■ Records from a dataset
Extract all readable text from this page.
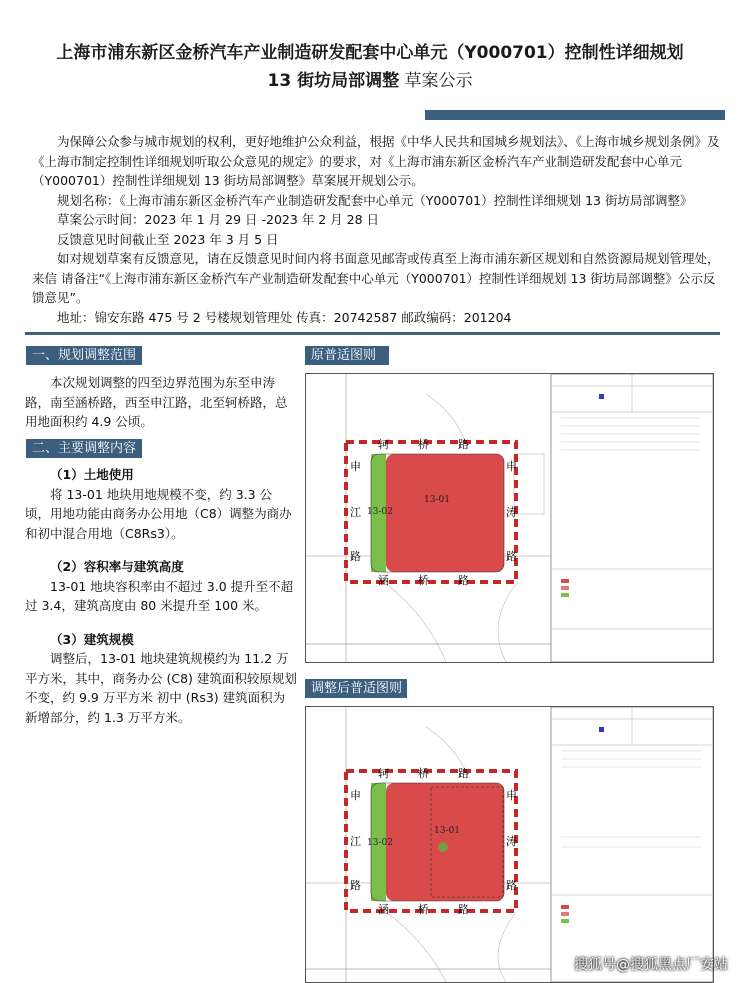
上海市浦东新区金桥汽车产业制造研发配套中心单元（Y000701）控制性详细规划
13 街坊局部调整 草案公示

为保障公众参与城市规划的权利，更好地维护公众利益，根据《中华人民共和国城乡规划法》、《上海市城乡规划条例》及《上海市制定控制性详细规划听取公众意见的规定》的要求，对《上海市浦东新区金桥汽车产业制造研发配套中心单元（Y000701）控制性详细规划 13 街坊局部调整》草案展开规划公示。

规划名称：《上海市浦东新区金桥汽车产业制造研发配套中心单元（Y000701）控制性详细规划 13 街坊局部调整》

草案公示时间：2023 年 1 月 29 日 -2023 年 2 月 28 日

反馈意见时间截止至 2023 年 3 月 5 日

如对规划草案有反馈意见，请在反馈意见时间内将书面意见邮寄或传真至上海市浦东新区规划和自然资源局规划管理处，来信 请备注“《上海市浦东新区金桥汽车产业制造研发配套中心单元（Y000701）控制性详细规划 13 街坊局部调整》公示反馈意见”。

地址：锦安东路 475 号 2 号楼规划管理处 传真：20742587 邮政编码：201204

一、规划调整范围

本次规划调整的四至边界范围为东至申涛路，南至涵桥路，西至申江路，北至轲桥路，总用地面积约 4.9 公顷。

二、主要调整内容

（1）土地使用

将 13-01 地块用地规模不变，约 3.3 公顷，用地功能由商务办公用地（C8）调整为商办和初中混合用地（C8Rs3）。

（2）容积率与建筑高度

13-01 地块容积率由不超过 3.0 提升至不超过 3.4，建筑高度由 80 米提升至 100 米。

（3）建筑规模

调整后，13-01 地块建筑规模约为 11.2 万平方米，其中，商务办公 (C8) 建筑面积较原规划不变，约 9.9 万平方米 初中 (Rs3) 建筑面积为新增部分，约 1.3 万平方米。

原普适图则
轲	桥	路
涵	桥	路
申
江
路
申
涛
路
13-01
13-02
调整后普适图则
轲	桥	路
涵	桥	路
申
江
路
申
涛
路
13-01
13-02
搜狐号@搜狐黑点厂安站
---
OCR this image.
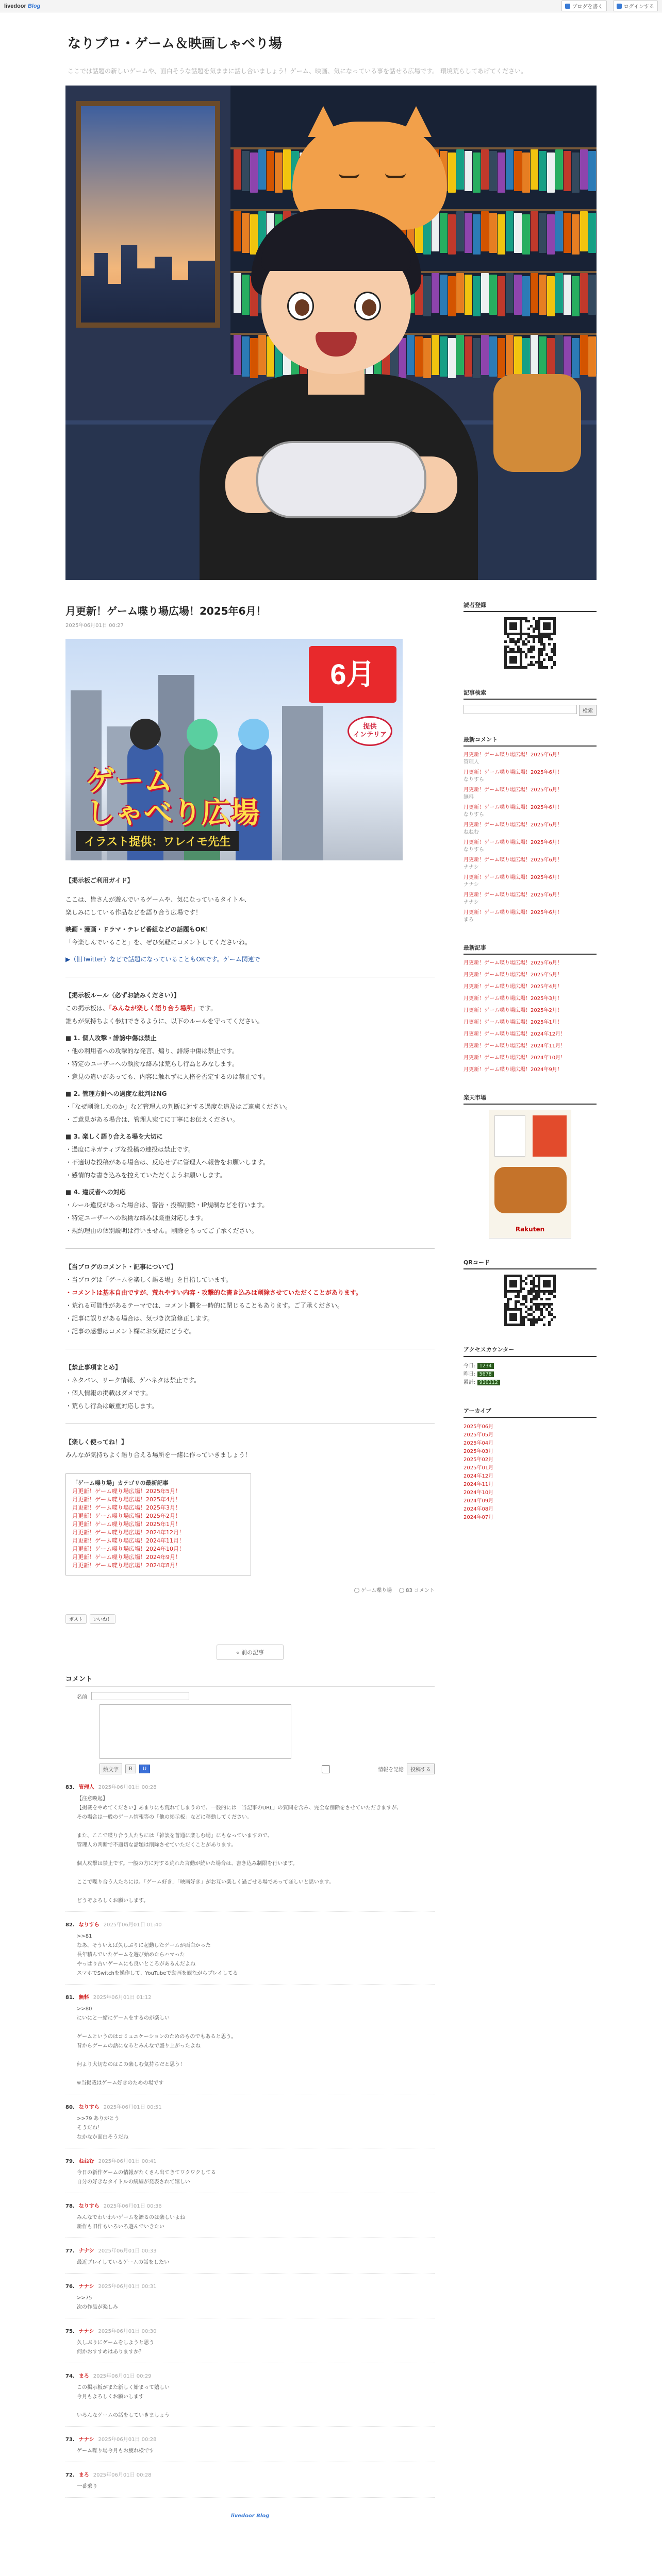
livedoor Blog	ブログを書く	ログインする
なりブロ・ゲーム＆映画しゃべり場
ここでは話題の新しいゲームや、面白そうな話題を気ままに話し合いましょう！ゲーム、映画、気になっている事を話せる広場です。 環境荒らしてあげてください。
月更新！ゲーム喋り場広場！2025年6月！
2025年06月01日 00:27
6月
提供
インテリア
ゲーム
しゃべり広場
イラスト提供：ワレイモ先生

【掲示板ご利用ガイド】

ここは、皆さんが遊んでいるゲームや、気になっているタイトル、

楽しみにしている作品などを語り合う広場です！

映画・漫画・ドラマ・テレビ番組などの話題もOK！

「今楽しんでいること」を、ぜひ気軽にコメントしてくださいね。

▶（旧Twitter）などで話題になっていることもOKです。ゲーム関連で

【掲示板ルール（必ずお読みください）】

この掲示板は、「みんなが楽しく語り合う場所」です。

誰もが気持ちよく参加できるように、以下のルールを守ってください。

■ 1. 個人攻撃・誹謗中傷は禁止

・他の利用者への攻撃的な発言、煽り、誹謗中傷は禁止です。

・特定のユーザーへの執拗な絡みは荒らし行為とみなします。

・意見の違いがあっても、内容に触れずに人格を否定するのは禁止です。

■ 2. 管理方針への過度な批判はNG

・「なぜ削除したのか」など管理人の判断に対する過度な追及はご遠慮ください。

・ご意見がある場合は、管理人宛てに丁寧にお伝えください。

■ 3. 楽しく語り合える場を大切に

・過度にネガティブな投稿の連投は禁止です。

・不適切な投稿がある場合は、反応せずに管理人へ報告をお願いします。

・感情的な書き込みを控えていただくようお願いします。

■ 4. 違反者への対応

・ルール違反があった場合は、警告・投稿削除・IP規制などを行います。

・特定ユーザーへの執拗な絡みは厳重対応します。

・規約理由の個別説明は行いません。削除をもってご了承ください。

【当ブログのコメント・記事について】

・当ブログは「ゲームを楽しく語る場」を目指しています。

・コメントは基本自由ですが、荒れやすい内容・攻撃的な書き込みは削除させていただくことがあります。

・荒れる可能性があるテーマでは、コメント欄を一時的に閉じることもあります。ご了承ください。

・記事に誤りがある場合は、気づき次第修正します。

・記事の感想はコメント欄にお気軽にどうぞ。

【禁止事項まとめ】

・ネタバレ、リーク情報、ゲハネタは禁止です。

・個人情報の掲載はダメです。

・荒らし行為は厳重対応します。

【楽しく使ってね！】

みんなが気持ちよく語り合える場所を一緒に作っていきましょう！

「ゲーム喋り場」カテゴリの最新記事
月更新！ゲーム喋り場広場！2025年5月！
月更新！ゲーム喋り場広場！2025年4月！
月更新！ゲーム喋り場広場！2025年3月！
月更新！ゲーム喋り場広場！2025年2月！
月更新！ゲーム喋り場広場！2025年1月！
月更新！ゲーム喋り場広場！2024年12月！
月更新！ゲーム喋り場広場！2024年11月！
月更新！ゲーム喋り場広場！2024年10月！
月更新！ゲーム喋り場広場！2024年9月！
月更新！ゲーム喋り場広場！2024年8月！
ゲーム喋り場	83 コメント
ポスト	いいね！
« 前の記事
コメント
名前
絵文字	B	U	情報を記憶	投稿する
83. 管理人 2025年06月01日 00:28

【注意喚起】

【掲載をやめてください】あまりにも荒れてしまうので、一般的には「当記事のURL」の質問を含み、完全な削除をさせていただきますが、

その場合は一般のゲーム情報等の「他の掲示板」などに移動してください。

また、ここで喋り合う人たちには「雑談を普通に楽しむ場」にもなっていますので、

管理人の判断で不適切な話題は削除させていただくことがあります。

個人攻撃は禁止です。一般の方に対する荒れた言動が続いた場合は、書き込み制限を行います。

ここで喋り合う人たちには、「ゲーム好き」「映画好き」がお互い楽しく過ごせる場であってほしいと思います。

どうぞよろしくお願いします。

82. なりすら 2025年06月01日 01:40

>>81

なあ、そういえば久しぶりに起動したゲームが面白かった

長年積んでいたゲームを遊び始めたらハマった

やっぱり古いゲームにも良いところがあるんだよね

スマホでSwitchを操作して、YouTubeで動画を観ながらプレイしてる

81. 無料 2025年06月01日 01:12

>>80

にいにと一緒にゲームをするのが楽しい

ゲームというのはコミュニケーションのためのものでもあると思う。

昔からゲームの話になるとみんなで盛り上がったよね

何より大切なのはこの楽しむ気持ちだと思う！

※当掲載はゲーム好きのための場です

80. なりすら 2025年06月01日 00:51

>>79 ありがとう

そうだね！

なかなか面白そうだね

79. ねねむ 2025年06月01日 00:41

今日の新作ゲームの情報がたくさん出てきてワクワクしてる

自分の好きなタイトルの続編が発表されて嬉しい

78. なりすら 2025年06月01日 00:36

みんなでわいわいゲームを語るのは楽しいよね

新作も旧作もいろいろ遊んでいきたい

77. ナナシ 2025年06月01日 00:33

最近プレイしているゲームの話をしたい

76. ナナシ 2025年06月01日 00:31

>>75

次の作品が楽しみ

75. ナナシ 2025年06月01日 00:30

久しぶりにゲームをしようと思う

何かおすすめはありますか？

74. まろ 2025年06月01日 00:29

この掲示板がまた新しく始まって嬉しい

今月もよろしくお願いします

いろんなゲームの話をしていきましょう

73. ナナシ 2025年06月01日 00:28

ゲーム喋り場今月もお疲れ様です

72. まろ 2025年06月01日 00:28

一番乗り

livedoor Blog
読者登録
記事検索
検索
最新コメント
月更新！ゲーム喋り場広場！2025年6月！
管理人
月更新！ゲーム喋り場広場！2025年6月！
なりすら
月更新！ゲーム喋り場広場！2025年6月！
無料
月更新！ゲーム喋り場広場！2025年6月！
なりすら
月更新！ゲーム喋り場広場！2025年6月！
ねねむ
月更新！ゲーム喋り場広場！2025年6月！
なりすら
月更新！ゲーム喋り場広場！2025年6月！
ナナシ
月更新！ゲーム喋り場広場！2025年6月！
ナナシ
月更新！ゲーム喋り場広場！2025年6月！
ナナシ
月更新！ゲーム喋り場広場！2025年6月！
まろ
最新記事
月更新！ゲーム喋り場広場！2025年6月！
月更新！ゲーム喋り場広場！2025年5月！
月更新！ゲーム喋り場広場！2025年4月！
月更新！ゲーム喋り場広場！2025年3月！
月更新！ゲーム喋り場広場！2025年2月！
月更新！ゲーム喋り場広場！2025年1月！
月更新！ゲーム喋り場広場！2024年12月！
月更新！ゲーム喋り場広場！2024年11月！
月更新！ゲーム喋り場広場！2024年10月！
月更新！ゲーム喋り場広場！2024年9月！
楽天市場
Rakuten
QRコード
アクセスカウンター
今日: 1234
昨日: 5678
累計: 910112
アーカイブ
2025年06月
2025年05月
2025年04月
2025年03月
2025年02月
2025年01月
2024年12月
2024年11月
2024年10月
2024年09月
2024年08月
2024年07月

■ Aim
From the records above, copy every line that holds the word "this".

■ Reply to the task
Extract all readable text from this page.
OCR this image.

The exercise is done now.